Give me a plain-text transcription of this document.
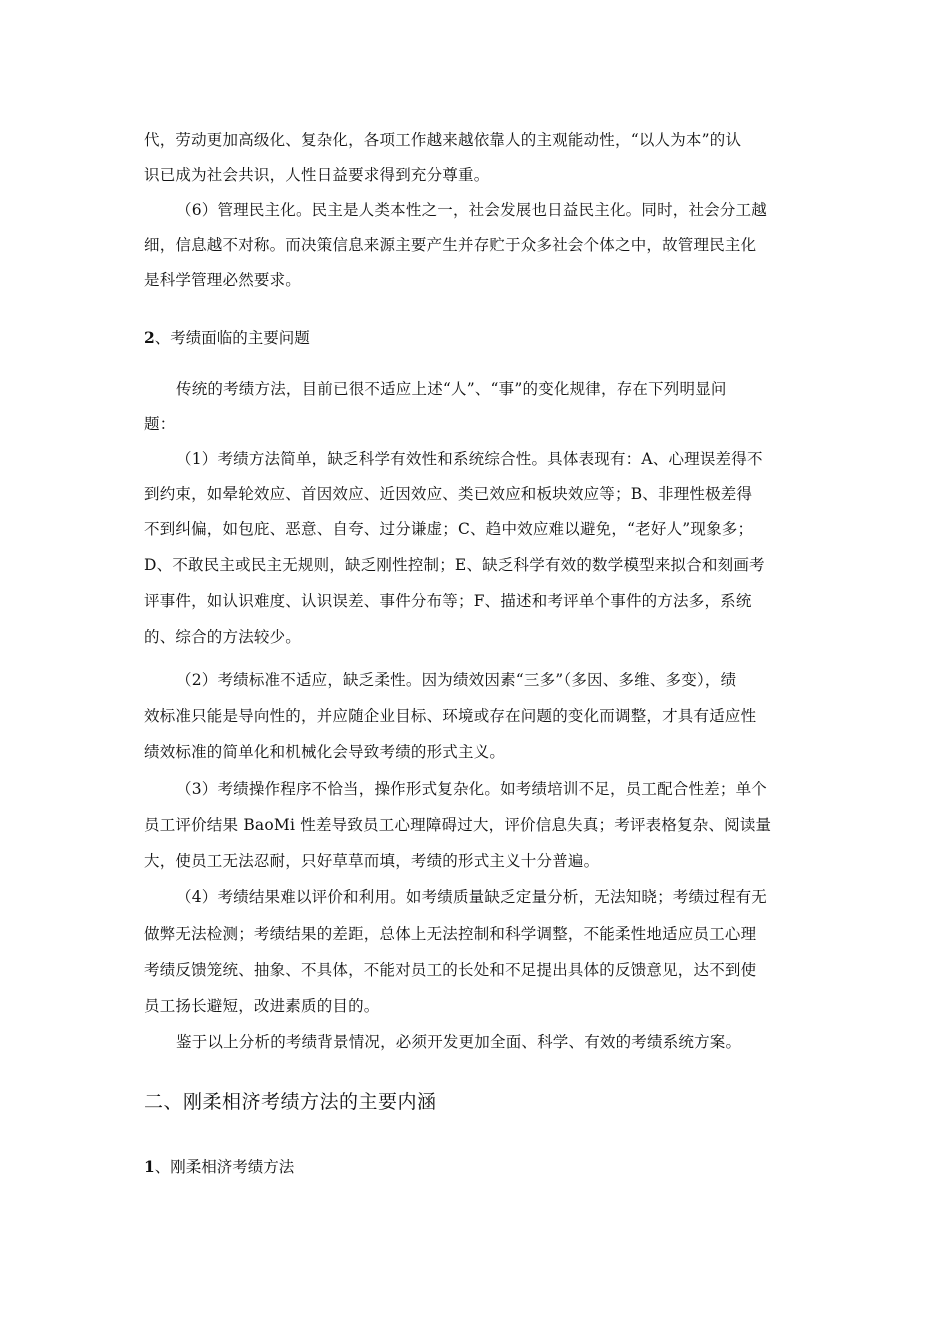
代，劳动更加高级化、复杂化，各项工作越来越依靠人的主观能动性，“以人为本”的认
识已成为社会共识，人性日益要求得到充分尊重。
（6）管理民主化。民主是人类本性之一，社会发展也日益民主化。同时，社会分工越
细，信息越不对称。而决策信息来源主要产生并存贮于众多社会个体之中，故管理民主化
是科学管理必然要求。
2、考绩面临的主要问题
传统的考绩方法，目前已很不适应上述“人”、“事”的变化规律，存在下列明显问
题：
（1）考绩方法简单，缺乏科学有效性和系统综合性。具体表现有：A、心理误差得不
到约束，如晕轮效应、首因效应、近因效应、类已效应和板块效应等；B、非理性极差得
不到纠偏，如包庇、恶意、自夸、过分谦虚；C、趋中效应难以避免，“老好人”现象多；
D、不敢民主或民主无规则，缺乏刚性控制；E、缺乏科学有效的数学模型来拟合和刻画考
评事件，如认识难度、认识误差、事件分布等；F、描述和考评单个事件的方法多，系统
的、综合的方法较少。
（2）考绩标准不适应，缺乏柔性。因为绩效因素“三多”（多因、多维、多变），绩
效标准只能是导向性的，并应随企业目标、环境或存在问题的变化而调整，才具有适应性
绩效标准的简单化和机械化会导致考绩的形式主义。
（3）考绩操作程序不恰当，操作形式复杂化。如考绩培训不足，员工配合性差；单个
员工评价结果 BaoMi 性差导致员工心理障碍过大，评价信息失真；考评表格复杂、阅读量
大，使员工无法忍耐，只好草草而填，考绩的形式主义十分普遍。
（4）考绩结果难以评价和利用。如考绩质量缺乏定量分析，无法知晓；考绩过程有无
做弊无法检测；考绩结果的差距，总体上无法控制和科学调整，不能柔性地适应员工心理
考绩反馈笼统、抽象、不具体，不能对员工的长处和不足提出具体的反馈意见，达不到使
员工扬长避短，改进素质的目的。
鉴于以上分析的考绩背景情况，必须开发更加全面、科学、有效的考绩系统方案。
二、刚柔相济考绩方法的主要内涵
1、刚柔相济考绩方法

+ + +

# [Task statement]
Copy all the entries word for word. Omit any pictures.

# [Response to the task]
Give me a plain-text transcription of this document.
代，劳动更加高级化、复杂化，各项工作越来越依靠人的主观能动性，“以人为本”的认
识已成为社会共识，人性日益要求得到充分尊重。
（6）管理民主化。民主是人类本性之一，社会发展也日益民主化。同时，社会分工越
细，信息越不对称。而决策信息来源主要产生并存贮于众多社会个体之中，故管理民主化
是科学管理必然要求。
2、考绩面临的主要问题
传统的考绩方法，目前已很不适应上述“人”、“事”的变化规律，存在下列明显问
题：
（1）考绩方法简单，缺乏科学有效性和系统综合性。具体表现有：A、心理误差得不
到约束，如晕轮效应、首因效应、近因效应、类已效应和板块效应等；B、非理性极差得
不到纠偏，如包庇、恶意、自夸、过分谦虚；C、趋中效应难以避免，“老好人”现象多；
D、不敢民主或民主无规则，缺乏刚性控制；E、缺乏科学有效的数学模型来拟合和刻画考
评事件，如认识难度、认识误差、事件分布等；F、描述和考评单个事件的方法多，系统
的、综合的方法较少。
（2）考绩标准不适应，缺乏柔性。因为绩效因素“三多”（多因、多维、多变），绩
效标准只能是导向性的，并应随企业目标、环境或存在问题的变化而调整，才具有适应性
绩效标准的简单化和机械化会导致考绩的形式主义。
（3）考绩操作程序不恰当，操作形式复杂化。如考绩培训不足，员工配合性差；单个
员工评价结果 BaoMi 性差导致员工心理障碍过大，评价信息失真；考评表格复杂、阅读量
大，使员工无法忍耐，只好草草而填，考绩的形式主义十分普遍。
（4）考绩结果难以评价和利用。如考绩质量缺乏定量分析，无法知晓；考绩过程有无
做弊无法检测；考绩结果的差距，总体上无法控制和科学调整，不能柔性地适应员工心理
考绩反馈笼统、抽象、不具体，不能对员工的长处和不足提出具体的反馈意见，达不到使
员工扬长避短，改进素质的目的。
鉴于以上分析的考绩背景情况，必须开发更加全面、科学、有效的考绩系统方案。
二、刚柔相济考绩方法的主要内涵
1、刚柔相济考绩方法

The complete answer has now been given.